Stored items:
┏━━
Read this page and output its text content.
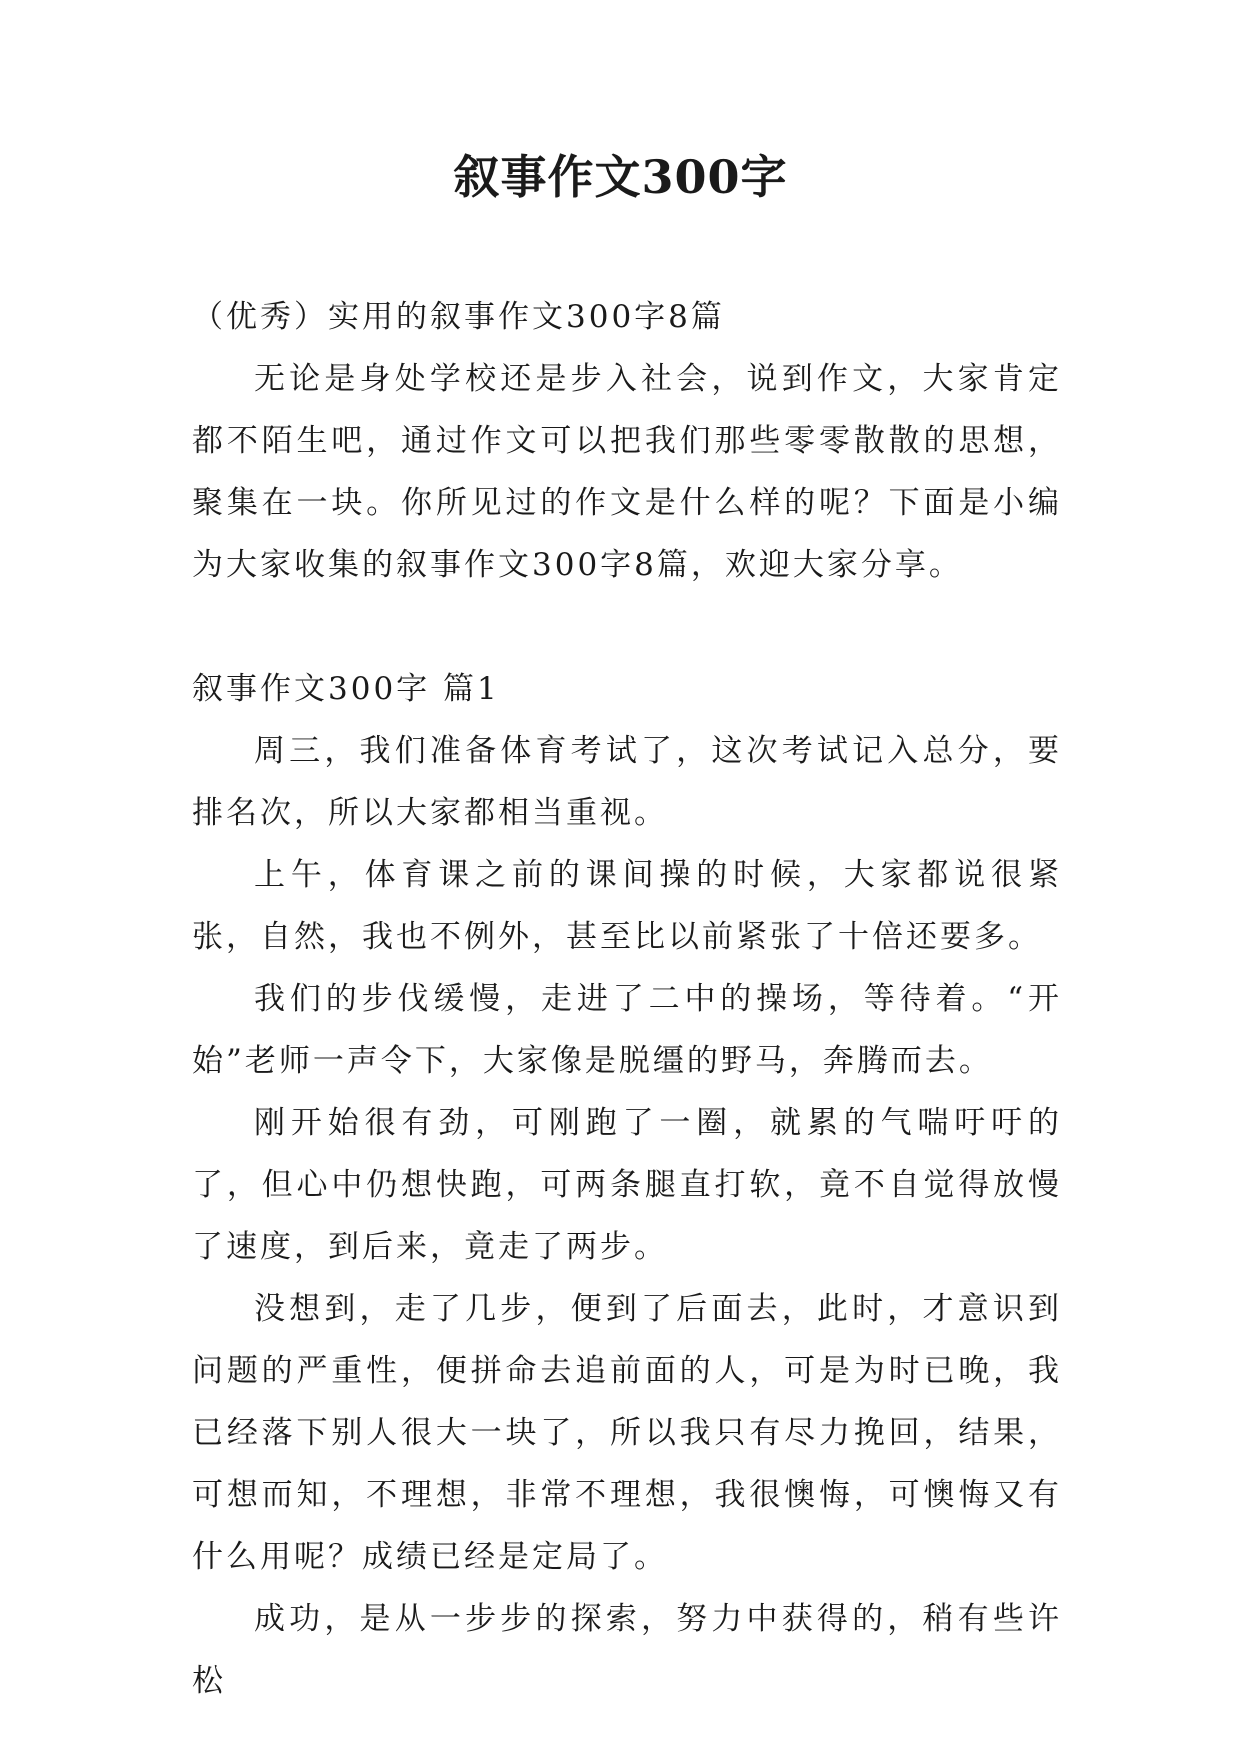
叙事作文300字

（优秀）实用的叙事作文300字8篇

无论是身处学校还是步入社会，说到作文，大家肯定都不陌生吧，通过作文可以把我们那些零零散散的思想，聚集在一块。你所见过的作文是什么样的呢？下面是小编为大家收集的叙事作文300字8篇，欢迎大家分享。

叙事作文300字 篇1

周三，我们准备体育考试了，这次考试记入总分，要排名次，所以大家都相当重视。

上午，体育课之前的课间操的时候，大家都说很紧张，自然，我也不例外，甚至比以前紧张了十倍还要多。

我们的步伐缓慢，走进了二中的操场，等待着。“开始”老师一声令下，大家像是脱缰的野马，奔腾而去。

刚开始很有劲，可刚跑了一圈，就累的气喘吁吁的了，但心中仍想快跑，可两条腿直打软，竟不自觉得放慢了速度，到后来，竟走了两步。

没想到，走了几步，便到了后面去，此时，才意识到问题的严重性，便拼命去追前面的人，可是为时已晚，我已经落下别人很大一块了，所以我只有尽力挽回，结果，可想而知，不理想，非常不理想，我很懊悔，可懊悔又有什么用呢？成绩已经是定局了。

成功，是从一步步的探索，努力中获得的，稍有些许松
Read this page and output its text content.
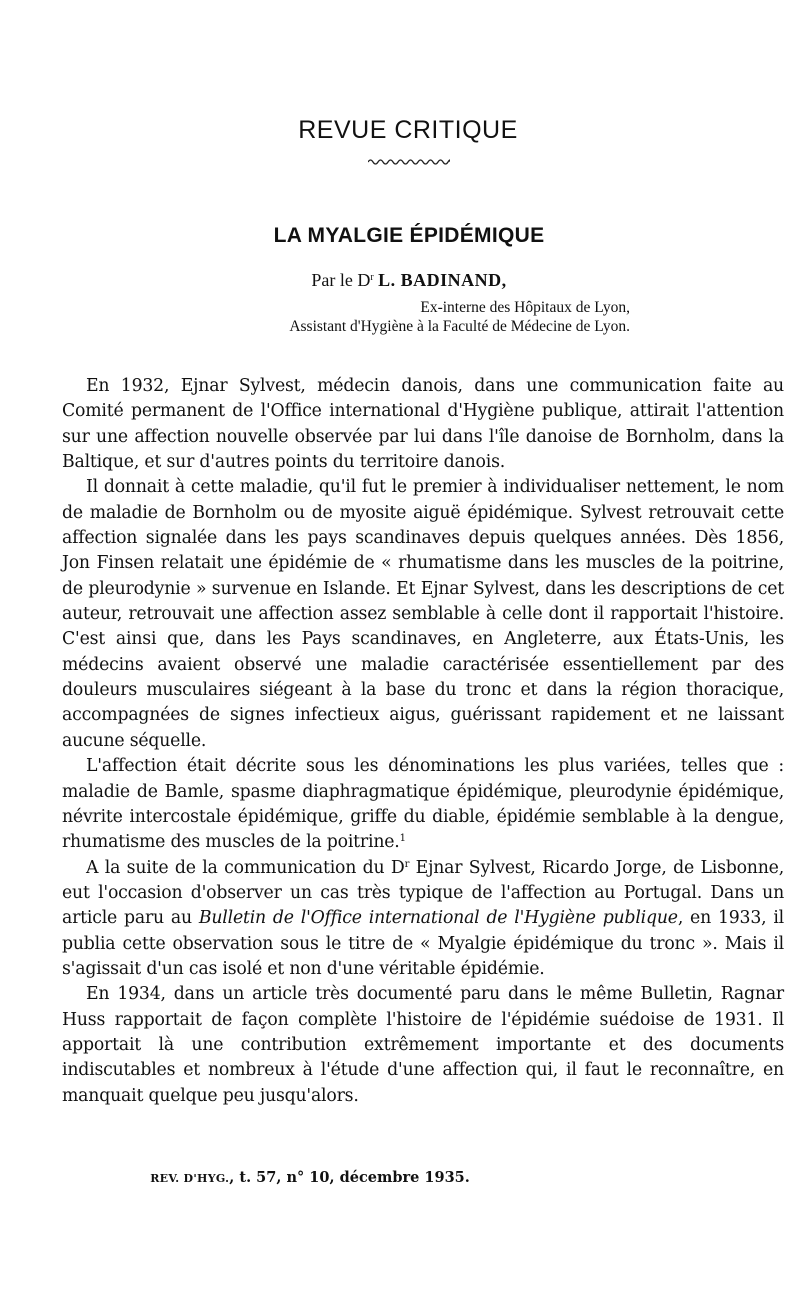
REVUE CRITIQUE
LA MYALGIE ÉPIDÉMIQUE
Par le $D^r$ L. BADINAND,
Ex-interne des Hôpitaux de Lyon,
Assistant d'Hygiène à la Faculté de Médecine de Lyon.

En 1932, Ejnar Sylvest, médecin danois, dans une communication faite au Comité permanent de l'Office international d'Hygiène publique, attirait l'attention sur une affection nouvelle observée par lui dans l'île danoise de Bornholm, dans la Baltique, et sur d'autres points du territoire danois.

Il donnait à cette maladie, qu'il fut le premier à individualiser nettement, le nom de maladie de Bornholm ou de myosite aiguë épidémique. Sylvest retrouvait cette affection signalée dans les pays scandinaves depuis quelques années. Dès 1856, Jon Finsen relatait une épidémie de « rhumatisme dans les muscles de la poitrine, de pleurodynie » survenue en Islande. Et Ejnar Sylvest, dans les descriptions de cet auteur, retrouvait une affection assez semblable à celle dont il rapportait l'histoire. C'est ainsi que, dans les Pays scandinaves, en Angleterre, aux États-Unis, les médecins avaient observé une maladie caractérisée essentiellement par des douleurs musculaires siégeant à la base du tronc et dans la région thoracique, accompagnées de signes infectieux aigus, guérissant rapidement et ne laissant aucune séquelle.

L'affection était décrite sous les dénominations les plus variées, telles que : maladie de Bamle, spasme diaphragmatique épidémique, pleurodynie épidémique, névrite intercostale épidémique, griffe du diable, épidémie semblable à la dengue, rhumatisme des muscles de la poitrine.$^1$

A la suite de la communication du $D^r$ Ejnar Sylvest, Ricardo Jorge, de Lisbonne, eut l'occasion d'observer un cas très typique de l'affection au Portugal. Dans un article paru au Bulletin de l'Office international de l'Hygiène publique, en 1933, il publia cette observation sous le titre de « Myalgie épidémique du tronc ». Mais il s'agissait d'un cas isolé et non d'une véritable épidémie.

En 1934, dans un article très documenté paru dans le même Bulletin, Ragnar Huss rapportait de façon complète l'histoire de l'épidémie suédoise de 1931. Il apportait là une contribution extrêmement importante et des documents indiscutables et nombreux à l'étude d'une affection qui, il faut le reconnaître, en manquait quelque peu jusqu'alors.

REV. D'HYG., t. 57, n° 10, décembre 1935.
┗━━
_The problem_
Transcribe the whole listing, character for character, but not its images.

_Exercise output_
Read this page and output its text content.
叙事作文300字

（优秀）实用的叙事作文300字8篇

无论是身处学校还是步入社会，说到作文，大家肯定都不陌生吧，通过作文可以把我们那些零零散散的思想，聚集在一块。你所见过的作文是什么样的呢？下面是小编为大家收集的叙事作文300字8篇，欢迎大家分享。

叙事作文300字 篇1

周三，我们准备体育考试了，这次考试记入总分，要排名次，所以大家都相当重视。

上午，体育课之前的课间操的时候，大家都说很紧张，自然，我也不例外，甚至比以前紧张了十倍还要多。

我们的步伐缓慢，走进了二中的操场，等待着。“开始”老师一声令下，大家像是脱缰的野马，奔腾而去。

刚开始很有劲，可刚跑了一圈，就累的气喘吁吁的了，但心中仍想快跑，可两条腿直打软，竟不自觉得放慢了速度，到后来，竟走了两步。

没想到，走了几步，便到了后面去，此时，才意识到问题的严重性，便拼命去追前面的人，可是为时已晚，我已经落下别人很大一块了，所以我只有尽力挽回，结果，可想而知，不理想，非常不理想，我很懊悔，可懊悔又有什么用呢？成绩已经是定局了。

成功，是从一步步的探索，努力中获得的，稍有些许松
Read this page and output its text content.
REVUE CRITIQUE
LA MYALGIE ÉPIDÉMIQUE
Par le $D^r$ L. BADINAND,
Ex-interne des Hôpitaux de Lyon,
Assistant d'Hygiène à la Faculté de Médecine de Lyon.

En 1932, Ejnar Sylvest, médecin danois, dans une communication faite au Comité permanent de l'Office international d'Hygiène publique, attirait l'attention sur une affection nouvelle observée par lui dans l'île danoise de Bornholm, dans la Baltique, et sur d'autres points du territoire danois.

Il donnait à cette maladie, qu'il fut le premier à individualiser nettement, le nom de maladie de Bornholm ou de myosite aiguë épidémique. Sylvest retrouvait cette affection signalée dans les pays scandinaves depuis quelques années. Dès 1856, Jon Finsen relatait une épidémie de « rhumatisme dans les muscles de la poitrine, de pleurodynie » survenue en Islande. Et Ejnar Sylvest, dans les descriptions de cet auteur, retrouvait une affection assez semblable à celle dont il rapportait l'histoire. C'est ainsi que, dans les Pays scandinaves, en Angleterre, aux États-Unis, les médecins avaient observé une maladie caractérisée essentiellement par des douleurs musculaires siégeant à la base du tronc et dans la région thoracique, accompagnées de signes infectieux aigus, guérissant rapidement et ne laissant aucune séquelle.

L'affection était décrite sous les dénominations les plus variées, telles que : maladie de Bamle, spasme diaphragmatique épidémique, pleurodynie épidémique, névrite intercostale épidémique, griffe du diable, épidémie semblable à la dengue, rhumatisme des muscles de la poitrine.$^1$

A la suite de la communication du $D^r$ Ejnar Sylvest, Ricardo Jorge, de Lisbonne, eut l'occasion d'observer un cas très typique de l'affection au Portugal. Dans un article paru au Bulletin de l'Office international de l'Hygiène publique, en 1933, il publia cette observation sous le titre de « Myalgie épidémique du tronc ». Mais il s'agissait d'un cas isolé et non d'une véritable épidémie.

En 1934, dans un article très documenté paru dans le même Bulletin, Ragnar Huss rapportait de façon complète l'histoire de l'épidémie suédoise de 1931. Il apportait là une contribution extrêmement importante et des documents indiscutables et nombreux à l'étude d'une affection qui, il faut le reconnaître, en manquait quelque peu jusqu'alors.

REV. D'HYG., t. 57, n° 10, décembre 1935.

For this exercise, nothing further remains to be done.